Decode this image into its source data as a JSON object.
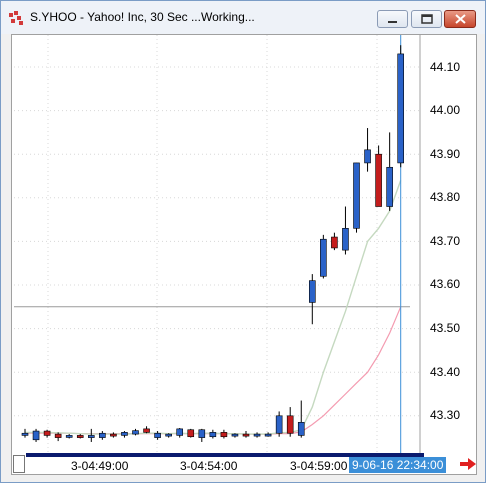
{
  "window": {
    "title": "S.YHOO - Yahoo! Inc, 30 Sec ...Working...",
    "buttons": {
      "minimize": "minimize",
      "maximize": "maximize",
      "close": "close"
    }
  },
  "colors": {
    "up": "#2a62c8",
    "down": "#c41d1d",
    "ma_fast": "#c5d9c0",
    "ma_slow": "#f49bb0",
    "cursor_line": "#3b8fd8",
    "date_bg": "#3b8fd8"
  },
  "chart_data": {
    "type": "candlestick",
    "symbol": "S.YHOO",
    "interval": "30 Sec",
    "ylim": [
      43.22,
      44.2
    ],
    "y_ticks": [
      "44.10",
      "44.00",
      "43.90",
      "43.80",
      "43.70",
      "43.60",
      "43.50",
      "43.40",
      "43.30"
    ],
    "x_ticks": [
      "3-04:49:00",
      "3-04:54:00",
      "3-04:59:00"
    ],
    "cursor_date": "9-06-16 22:34:00",
    "horizontal_line": 43.55,
    "candles": [
      {
        "o": 43.255,
        "h": 43.27,
        "l": 43.25,
        "c": 43.26
      },
      {
        "o": 43.245,
        "h": 43.27,
        "l": 43.24,
        "c": 43.265
      },
      {
        "o": 43.265,
        "h": 43.268,
        "l": 43.25,
        "c": 43.255
      },
      {
        "o": 43.258,
        "h": 43.262,
        "l": 43.242,
        "c": 43.25
      },
      {
        "o": 43.252,
        "h": 43.258,
        "l": 43.248,
        "c": 43.255
      },
      {
        "o": 43.255,
        "h": 43.258,
        "l": 43.248,
        "c": 43.25
      },
      {
        "o": 43.25,
        "h": 43.27,
        "l": 43.24,
        "c": 43.255
      },
      {
        "o": 43.25,
        "h": 43.265,
        "l": 43.245,
        "c": 43.26
      },
      {
        "o": 43.258,
        "h": 43.262,
        "l": 43.25,
        "c": 43.255
      },
      {
        "o": 43.255,
        "h": 43.265,
        "l": 43.25,
        "c": 43.262
      },
      {
        "o": 43.258,
        "h": 43.27,
        "l": 43.255,
        "c": 43.266
      },
      {
        "o": 43.27,
        "h": 43.276,
        "l": 43.26,
        "c": 43.262
      },
      {
        "o": 43.25,
        "h": 43.265,
        "l": 43.245,
        "c": 43.26
      },
      {
        "o": 43.255,
        "h": 43.26,
        "l": 43.25,
        "c": 43.258
      },
      {
        "o": 43.255,
        "h": 43.272,
        "l": 43.25,
        "c": 43.27
      },
      {
        "o": 43.268,
        "h": 43.27,
        "l": 43.25,
        "c": 43.252
      },
      {
        "o": 43.25,
        "h": 43.27,
        "l": 43.24,
        "c": 43.268
      },
      {
        "o": 43.252,
        "h": 43.268,
        "l": 43.248,
        "c": 43.262
      },
      {
        "o": 43.262,
        "h": 43.268,
        "l": 43.248,
        "c": 43.252
      },
      {
        "o": 43.255,
        "h": 43.26,
        "l": 43.25,
        "c": 43.258
      },
      {
        "o": 43.258,
        "h": 43.265,
        "l": 43.25,
        "c": 43.255
      },
      {
        "o": 43.255,
        "h": 43.262,
        "l": 43.25,
        "c": 43.258
      },
      {
        "o": 43.256,
        "h": 43.262,
        "l": 43.252,
        "c": 43.258
      },
      {
        "o": 43.26,
        "h": 43.31,
        "l": 43.252,
        "c": 43.3
      },
      {
        "o": 43.3,
        "h": 43.32,
        "l": 43.252,
        "c": 43.26
      },
      {
        "o": 43.255,
        "h": 43.335,
        "l": 43.25,
        "c": 43.285
      },
      {
        "o": 43.56,
        "h": 43.625,
        "l": 43.51,
        "c": 43.61
      },
      {
        "o": 43.62,
        "h": 43.715,
        "l": 43.615,
        "c": 43.705
      },
      {
        "o": 43.71,
        "h": 43.72,
        "l": 43.68,
        "c": 43.685
      },
      {
        "o": 43.68,
        "h": 43.78,
        "l": 43.67,
        "c": 43.73
      },
      {
        "o": 43.73,
        "h": 43.88,
        "l": 43.72,
        "c": 43.88
      },
      {
        "o": 43.88,
        "h": 43.96,
        "l": 43.86,
        "c": 43.91
      },
      {
        "o": 43.9,
        "h": 43.92,
        "l": 43.78,
        "c": 43.78
      },
      {
        "o": 43.78,
        "h": 43.95,
        "l": 43.77,
        "c": 43.87
      },
      {
        "o": 43.88,
        "h": 44.15,
        "l": 43.87,
        "c": 44.13
      }
    ],
    "ma_fast": [
      43.262,
      43.262,
      43.262,
      43.261,
      43.26,
      43.259,
      43.258,
      43.258,
      43.258,
      43.258,
      43.259,
      43.26,
      43.26,
      43.259,
      43.26,
      43.259,
      43.26,
      43.26,
      43.259,
      43.259,
      43.258,
      43.258,
      43.258,
      43.261,
      43.262,
      43.268,
      43.32,
      43.4,
      43.47,
      43.54,
      43.62,
      43.7,
      43.73,
      43.77,
      43.84
    ],
    "ma_slow": [
      43.26,
      43.26,
      43.26,
      43.26,
      43.26,
      43.259,
      43.259,
      43.259,
      43.259,
      43.259,
      43.259,
      43.259,
      43.259,
      43.259,
      43.259,
      43.259,
      43.259,
      43.259,
      43.259,
      43.259,
      43.258,
      43.258,
      43.258,
      43.259,
      43.259,
      43.263,
      43.28,
      43.3,
      43.325,
      43.35,
      43.375,
      43.4,
      43.44,
      43.49,
      43.55
    ]
  }
}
= = = = =
Exclude the pictures. Write out the remaining data exactly.

**WRITTEN SOLUTION:**
Decode this image into its source data as a JSON object.
{
  "window": {
    "title": "S.YHOO - Yahoo! Inc, 30 Sec ...Working...",
    "buttons": {
      "minimize": "minimize",
      "maximize": "maximize",
      "close": "close"
    }
  },
  "colors": {
    "up": "#2a62c8",
    "down": "#c41d1d",
    "ma_fast": "#c5d9c0",
    "ma_slow": "#f49bb0",
    "cursor_line": "#3b8fd8",
    "date_bg": "#3b8fd8"
  },
  "chart_data": {
    "type": "candlestick",
    "symbol": "S.YHOO",
    "interval": "30 Sec",
    "ylim": [
      43.22,
      44.2
    ],
    "y_ticks": [
      "44.10",
      "44.00",
      "43.90",
      "43.80",
      "43.70",
      "43.60",
      "43.50",
      "43.40",
      "43.30"
    ],
    "x_ticks": [
      "3-04:49:00",
      "3-04:54:00",
      "3-04:59:00"
    ],
    "cursor_date": "9-06-16 22:34:00",
    "horizontal_line": 43.55,
    "candles": [
      {
        "o": 43.255,
        "h": 43.27,
        "l": 43.25,
        "c": 43.26
      },
      {
        "o": 43.245,
        "h": 43.27,
        "l": 43.24,
        "c": 43.265
      },
      {
        "o": 43.265,
        "h": 43.268,
        "l": 43.25,
        "c": 43.255
      },
      {
        "o": 43.258,
        "h": 43.262,
        "l": 43.242,
        "c": 43.25
      },
      {
        "o": 43.252,
        "h": 43.258,
        "l": 43.248,
        "c": 43.255
      },
      {
        "o": 43.255,
        "h": 43.258,
        "l": 43.248,
        "c": 43.25
      },
      {
        "o": 43.25,
        "h": 43.27,
        "l": 43.24,
        "c": 43.255
      },
      {
        "o": 43.25,
        "h": 43.265,
        "l": 43.245,
        "c": 43.26
      },
      {
        "o": 43.258,
        "h": 43.262,
        "l": 43.25,
        "c": 43.255
      },
      {
        "o": 43.255,
        "h": 43.265,
        "l": 43.25,
        "c": 43.262
      },
      {
        "o": 43.258,
        "h": 43.27,
        "l": 43.255,
        "c": 43.266
      },
      {
        "o": 43.27,
        "h": 43.276,
        "l": 43.26,
        "c": 43.262
      },
      {
        "o": 43.25,
        "h": 43.265,
        "l": 43.245,
        "c": 43.26
      },
      {
        "o": 43.255,
        "h": 43.26,
        "l": 43.25,
        "c": 43.258
      },
      {
        "o": 43.255,
        "h": 43.272,
        "l": 43.25,
        "c": 43.27
      },
      {
        "o": 43.268,
        "h": 43.27,
        "l": 43.25,
        "c": 43.252
      },
      {
        "o": 43.25,
        "h": 43.27,
        "l": 43.24,
        "c": 43.268
      },
      {
        "o": 43.252,
        "h": 43.268,
        "l": 43.248,
        "c": 43.262
      },
      {
        "o": 43.262,
        "h": 43.268,
        "l": 43.248,
        "c": 43.252
      },
      {
        "o": 43.255,
        "h": 43.26,
        "l": 43.25,
        "c": 43.258
      },
      {
        "o": 43.258,
        "h": 43.265,
        "l": 43.25,
        "c": 43.255
      },
      {
        "o": 43.255,
        "h": 43.262,
        "l": 43.25,
        "c": 43.258
      },
      {
        "o": 43.256,
        "h": 43.262,
        "l": 43.252,
        "c": 43.258
      },
      {
        "o": 43.26,
        "h": 43.31,
        "l": 43.252,
        "c": 43.3
      },
      {
        "o": 43.3,
        "h": 43.32,
        "l": 43.252,
        "c": 43.26
      },
      {
        "o": 43.255,
        "h": 43.335,
        "l": 43.25,
        "c": 43.285
      },
      {
        "o": 43.56,
        "h": 43.625,
        "l": 43.51,
        "c": 43.61
      },
      {
        "o": 43.62,
        "h": 43.715,
        "l": 43.615,
        "c": 43.705
      },
      {
        "o": 43.71,
        "h": 43.72,
        "l": 43.68,
        "c": 43.685
      },
      {
        "o": 43.68,
        "h": 43.78,
        "l": 43.67,
        "c": 43.73
      },
      {
        "o": 43.73,
        "h": 43.88,
        "l": 43.72,
        "c": 43.88
      },
      {
        "o": 43.88,
        "h": 43.96,
        "l": 43.86,
        "c": 43.91
      },
      {
        "o": 43.9,
        "h": 43.92,
        "l": 43.78,
        "c": 43.78
      },
      {
        "o": 43.78,
        "h": 43.95,
        "l": 43.77,
        "c": 43.87
      },
      {
        "o": 43.88,
        "h": 44.15,
        "l": 43.87,
        "c": 44.13
      }
    ],
    "ma_fast": [
      43.262,
      43.262,
      43.262,
      43.261,
      43.26,
      43.259,
      43.258,
      43.258,
      43.258,
      43.258,
      43.259,
      43.26,
      43.26,
      43.259,
      43.26,
      43.259,
      43.26,
      43.26,
      43.259,
      43.259,
      43.258,
      43.258,
      43.258,
      43.261,
      43.262,
      43.268,
      43.32,
      43.4,
      43.47,
      43.54,
      43.62,
      43.7,
      43.73,
      43.77,
      43.84
    ],
    "ma_slow": [
      43.26,
      43.26,
      43.26,
      43.26,
      43.26,
      43.259,
      43.259,
      43.259,
      43.259,
      43.259,
      43.259,
      43.259,
      43.259,
      43.259,
      43.259,
      43.259,
      43.259,
      43.259,
      43.259,
      43.259,
      43.258,
      43.258,
      43.258,
      43.259,
      43.259,
      43.263,
      43.28,
      43.3,
      43.325,
      43.35,
      43.375,
      43.4,
      43.44,
      43.49,
      43.55
    ]
  }
}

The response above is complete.